* OBIETTIVI *
A – Ricopia dalla scheda del libro Alberi il passo da "Chi sono i protagonisti" a "nel disordine quotidiano.".
B – Prosegui la scheda del libro Alberi aggiungendo il seguito dopo la sua ultima frase.

* ESTRATTO DEL DOCUMENTO *
*****
Primo Fornaciari, Alberi


Alberi
Pagine: 104
Isbn: 9788832207712
Collana: Fernandel
Data di pubblicazione: 9 aprile 2024


«Perché proprio adesso pensava a quei frutti secchi dimenticati sugli alberi, e ai giorni lontani della sua stupida giovinezza?»

Chi sono i protagonisti di questi brevi racconti? Persone che vivono vicino agli alberi, a volte del tutto inconsapevolmente. Qui sperano, si illudono, amano e invecchiano. E in mezzo alle loro storie, visti o non visti, curati o mutilati, accarezzati o sognati, in silenzio respirano e crescono gli alberi. Inutile fingere, di loro non sappiamo niente. Sul conto di queste grandi presenze vegetali che, ci piace credere, vegliano sulle nostre vite, non ci facciamo domande, anche se forse sono loro i veri destinatari della creazione, in questo pianeta nel quale gli umani, una generazione dopo l’altra, si agitano nel disordine quotidiano.
*****
* VOCI RACCOLTE *
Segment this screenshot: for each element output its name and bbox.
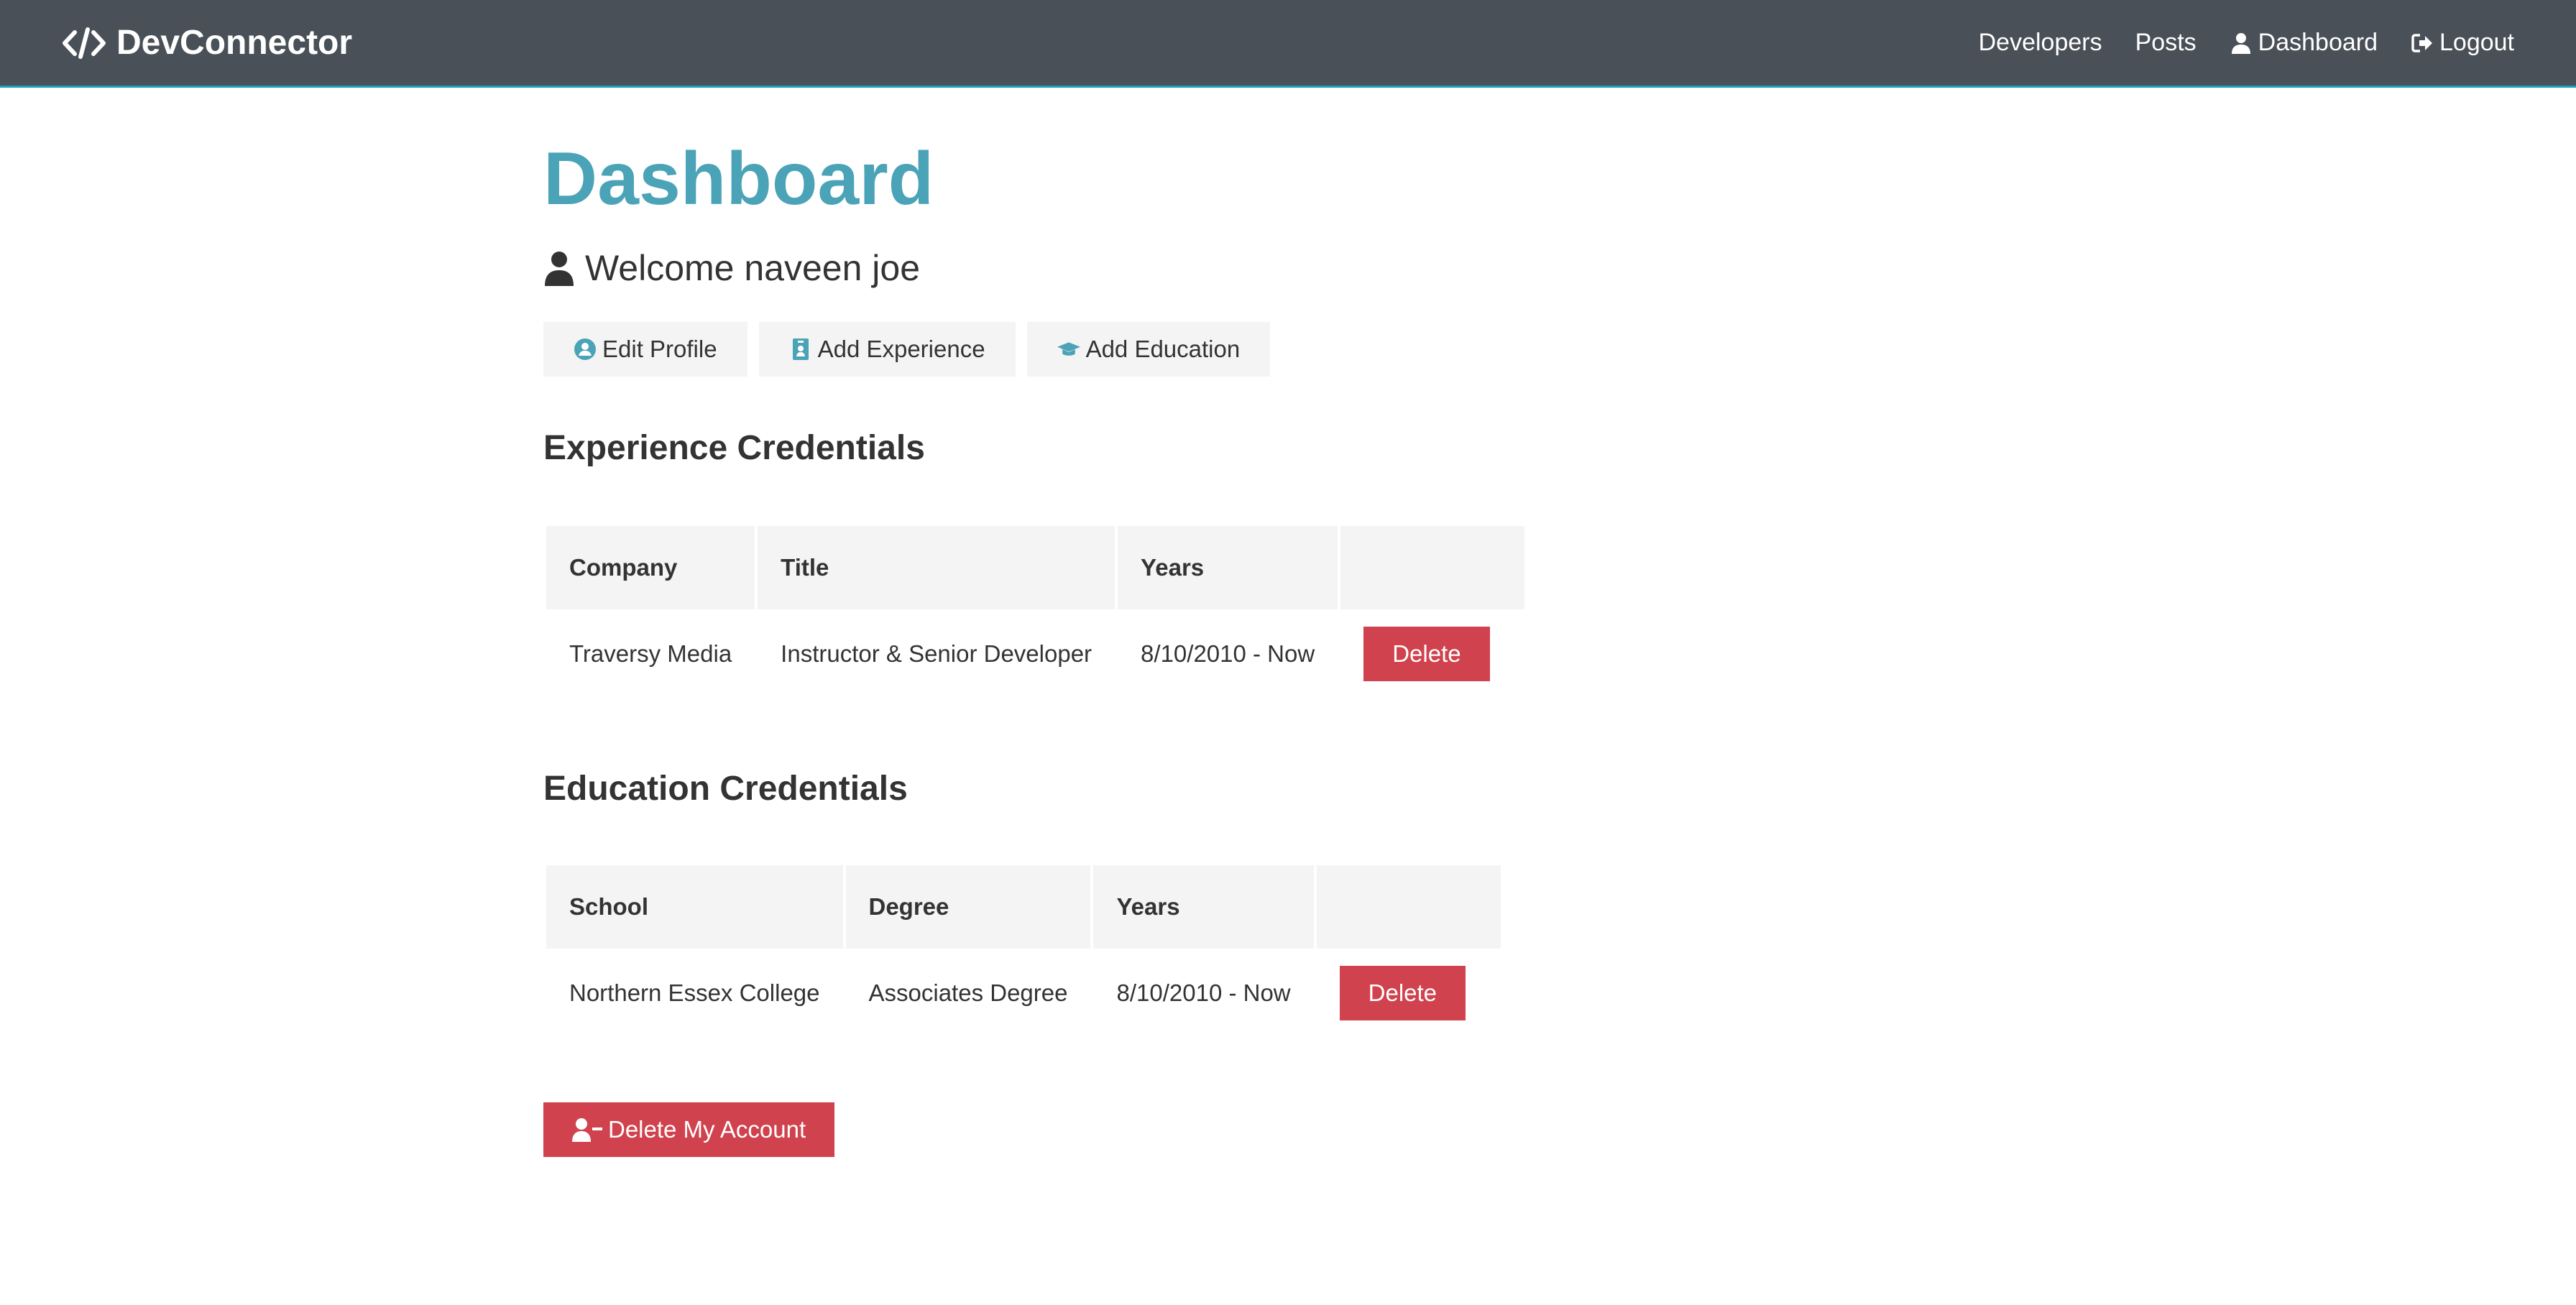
*****
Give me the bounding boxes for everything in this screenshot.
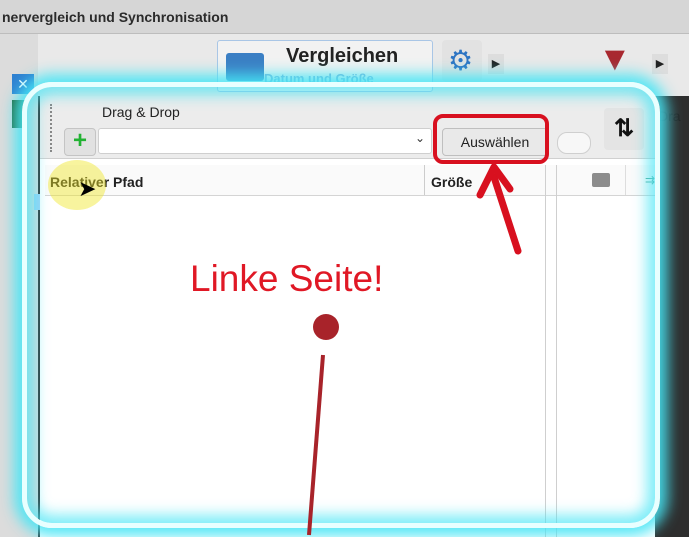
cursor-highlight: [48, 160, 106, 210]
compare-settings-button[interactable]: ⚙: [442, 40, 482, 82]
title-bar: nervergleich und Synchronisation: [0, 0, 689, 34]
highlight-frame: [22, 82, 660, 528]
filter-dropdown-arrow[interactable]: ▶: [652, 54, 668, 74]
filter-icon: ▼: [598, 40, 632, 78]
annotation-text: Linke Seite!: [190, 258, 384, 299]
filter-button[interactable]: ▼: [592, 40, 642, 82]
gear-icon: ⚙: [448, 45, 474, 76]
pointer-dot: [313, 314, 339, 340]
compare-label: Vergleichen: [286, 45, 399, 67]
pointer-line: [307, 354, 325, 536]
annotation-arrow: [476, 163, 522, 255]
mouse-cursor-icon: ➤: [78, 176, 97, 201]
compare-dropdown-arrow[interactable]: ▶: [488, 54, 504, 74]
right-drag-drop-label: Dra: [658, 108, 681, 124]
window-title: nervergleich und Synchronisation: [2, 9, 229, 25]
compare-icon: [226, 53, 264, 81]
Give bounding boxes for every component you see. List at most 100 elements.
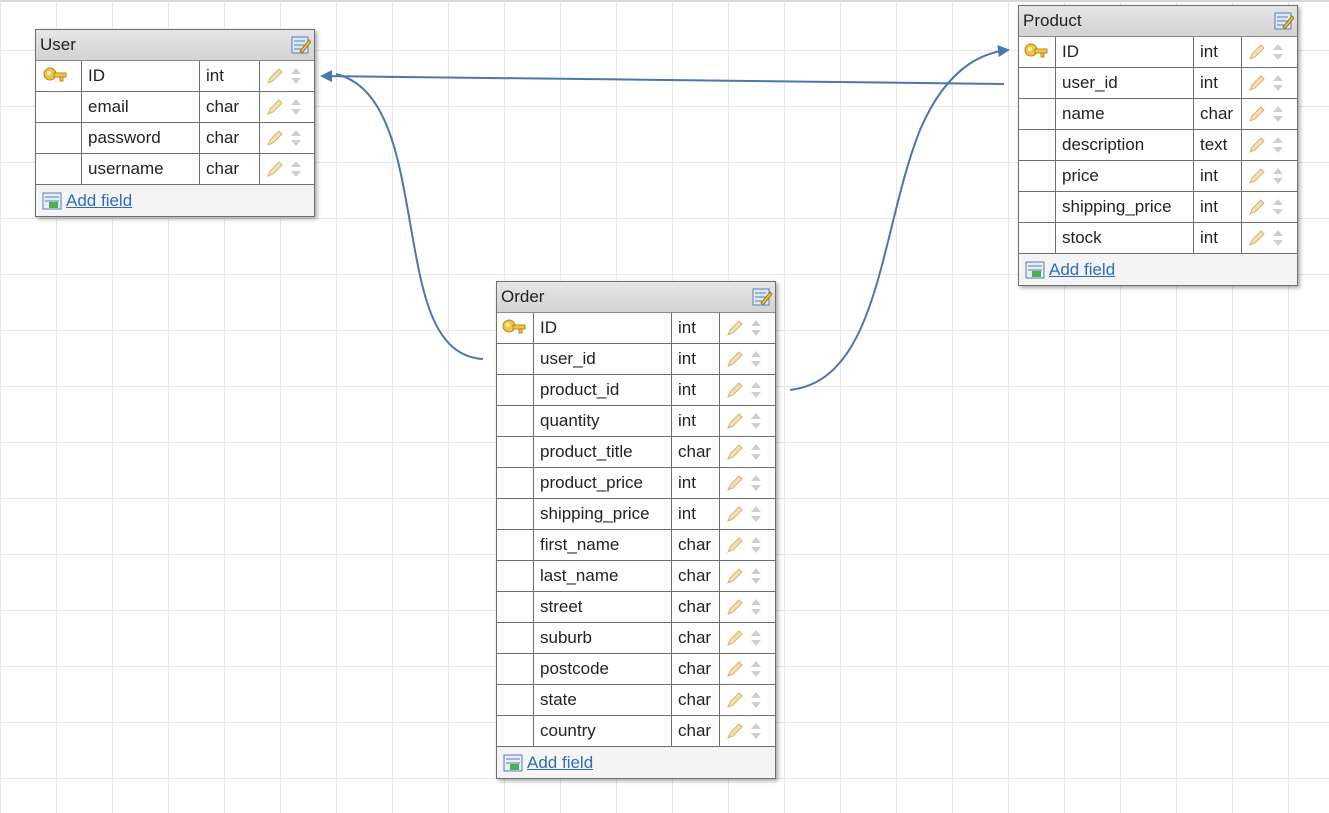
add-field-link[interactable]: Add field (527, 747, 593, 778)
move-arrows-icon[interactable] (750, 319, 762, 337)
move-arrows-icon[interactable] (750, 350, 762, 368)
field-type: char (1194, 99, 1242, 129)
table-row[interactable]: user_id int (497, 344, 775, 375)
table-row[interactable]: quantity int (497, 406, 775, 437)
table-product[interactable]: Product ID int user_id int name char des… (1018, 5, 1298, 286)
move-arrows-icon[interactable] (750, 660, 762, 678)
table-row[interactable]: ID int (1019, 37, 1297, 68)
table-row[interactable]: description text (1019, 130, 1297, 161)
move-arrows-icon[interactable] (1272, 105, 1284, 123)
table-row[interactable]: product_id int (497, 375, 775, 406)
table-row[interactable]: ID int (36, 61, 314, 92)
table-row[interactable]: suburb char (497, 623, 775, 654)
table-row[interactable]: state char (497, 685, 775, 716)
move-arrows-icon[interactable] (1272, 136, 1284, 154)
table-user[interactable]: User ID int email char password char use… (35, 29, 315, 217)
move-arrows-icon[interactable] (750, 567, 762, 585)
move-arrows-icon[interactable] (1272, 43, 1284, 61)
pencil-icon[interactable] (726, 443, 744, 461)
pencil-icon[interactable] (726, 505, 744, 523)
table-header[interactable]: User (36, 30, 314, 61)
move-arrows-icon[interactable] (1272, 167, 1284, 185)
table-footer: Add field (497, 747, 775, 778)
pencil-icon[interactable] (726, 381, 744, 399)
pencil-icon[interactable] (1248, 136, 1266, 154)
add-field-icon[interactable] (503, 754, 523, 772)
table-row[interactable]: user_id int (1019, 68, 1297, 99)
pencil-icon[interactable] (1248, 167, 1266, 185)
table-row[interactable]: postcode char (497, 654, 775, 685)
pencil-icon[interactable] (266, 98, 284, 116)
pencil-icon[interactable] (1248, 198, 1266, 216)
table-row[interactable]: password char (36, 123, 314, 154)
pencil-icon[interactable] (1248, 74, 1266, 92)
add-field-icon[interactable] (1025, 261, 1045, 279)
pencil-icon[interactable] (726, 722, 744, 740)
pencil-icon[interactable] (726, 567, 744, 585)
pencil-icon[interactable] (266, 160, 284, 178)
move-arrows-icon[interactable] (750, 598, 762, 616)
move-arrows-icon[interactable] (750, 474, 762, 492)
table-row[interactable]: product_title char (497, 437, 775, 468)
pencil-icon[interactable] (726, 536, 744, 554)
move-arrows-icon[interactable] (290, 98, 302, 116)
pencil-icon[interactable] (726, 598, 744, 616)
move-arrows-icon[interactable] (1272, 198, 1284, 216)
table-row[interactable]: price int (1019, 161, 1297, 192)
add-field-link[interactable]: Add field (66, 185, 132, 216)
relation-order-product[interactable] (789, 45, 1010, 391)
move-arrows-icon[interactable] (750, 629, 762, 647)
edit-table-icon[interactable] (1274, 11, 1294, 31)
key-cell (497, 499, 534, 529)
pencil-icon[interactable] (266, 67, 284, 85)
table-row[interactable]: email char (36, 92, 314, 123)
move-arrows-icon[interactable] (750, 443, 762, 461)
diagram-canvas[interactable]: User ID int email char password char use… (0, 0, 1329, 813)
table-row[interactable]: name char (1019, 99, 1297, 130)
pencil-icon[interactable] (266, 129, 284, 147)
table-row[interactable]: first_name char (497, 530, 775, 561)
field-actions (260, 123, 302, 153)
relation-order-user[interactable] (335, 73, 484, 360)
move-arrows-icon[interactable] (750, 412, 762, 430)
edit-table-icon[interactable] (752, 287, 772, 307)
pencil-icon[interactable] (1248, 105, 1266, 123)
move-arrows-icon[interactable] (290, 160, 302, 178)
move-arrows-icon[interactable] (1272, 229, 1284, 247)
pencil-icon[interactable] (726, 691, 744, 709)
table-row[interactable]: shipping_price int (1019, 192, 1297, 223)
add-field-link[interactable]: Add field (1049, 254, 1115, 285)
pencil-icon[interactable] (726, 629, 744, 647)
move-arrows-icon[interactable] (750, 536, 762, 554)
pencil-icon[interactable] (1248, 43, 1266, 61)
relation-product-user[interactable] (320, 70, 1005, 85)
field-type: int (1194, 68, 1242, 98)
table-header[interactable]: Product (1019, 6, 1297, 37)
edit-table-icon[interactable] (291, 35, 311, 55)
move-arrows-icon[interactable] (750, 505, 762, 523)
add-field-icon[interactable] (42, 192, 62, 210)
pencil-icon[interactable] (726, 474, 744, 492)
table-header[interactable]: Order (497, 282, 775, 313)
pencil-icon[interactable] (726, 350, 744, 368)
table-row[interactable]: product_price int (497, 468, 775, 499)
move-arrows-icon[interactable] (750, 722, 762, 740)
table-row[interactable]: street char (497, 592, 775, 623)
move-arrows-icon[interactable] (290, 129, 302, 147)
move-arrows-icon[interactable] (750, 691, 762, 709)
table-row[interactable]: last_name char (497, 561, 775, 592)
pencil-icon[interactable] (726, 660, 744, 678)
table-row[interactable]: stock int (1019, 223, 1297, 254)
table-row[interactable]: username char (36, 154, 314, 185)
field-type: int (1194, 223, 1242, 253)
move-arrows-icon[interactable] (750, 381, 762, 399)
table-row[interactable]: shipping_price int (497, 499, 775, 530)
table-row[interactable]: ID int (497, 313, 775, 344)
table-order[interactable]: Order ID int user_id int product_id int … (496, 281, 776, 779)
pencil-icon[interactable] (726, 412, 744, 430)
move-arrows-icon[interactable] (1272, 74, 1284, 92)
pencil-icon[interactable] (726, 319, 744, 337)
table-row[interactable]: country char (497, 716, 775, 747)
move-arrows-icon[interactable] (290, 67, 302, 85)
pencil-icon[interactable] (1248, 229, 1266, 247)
*****
* ECCO LE RISPOSTE *
A –
Chi sono i protagonisti di questi brevi racconti? Persone che vivono vicino agli alberi, a volte del tutto inconsapevolmente. Qui sperano, si illudono, amano e invecchiano. E in mezzo alle loro storie, visti o non visti, curati o mutilati, accarezzati o sognati, in silenzio respirano e crescono gli alberi. Inutile fingere, di loro non sappiamo niente. Sul conto di queste grandi presenze vegetali che, ci piace credere, vegliano sulle nostre vite, non ci facciamo domande, anche se forse sono loro i veri destinatari della creazione, in questo pianeta nel quale gli umani, una generazione dopo l’altra, si agitano nel disordine quotidiano.

B –
«Chi è, chi cammina sotto gli alberi del lungofiume?», recita il frammento di un quaderno di Kafka. Una frase che sembra un buon viatico per la lettura di questa raccolta di brevi prose. Una domanda che sembra alludere a un comune destino di anonimato.

Primo Fornaciari Primo Fornaciari

Primo Fornaciari (Ravenna, 1964) ha scritto su quotidiani e riviste locali e ha pubblicato diverse monografie su tematiche legate alla memoria, al territorio e ai suoi protagonisti. Oltre alla scrittura si occupa di educazione e giardinaggio. Legge molto ma pigramente, e ama i libri, che forse colleziona, ma senza esagerare. Vorrebbe stare più tempo nei boschi, preferibilmente in compagnia, ma anche da solo.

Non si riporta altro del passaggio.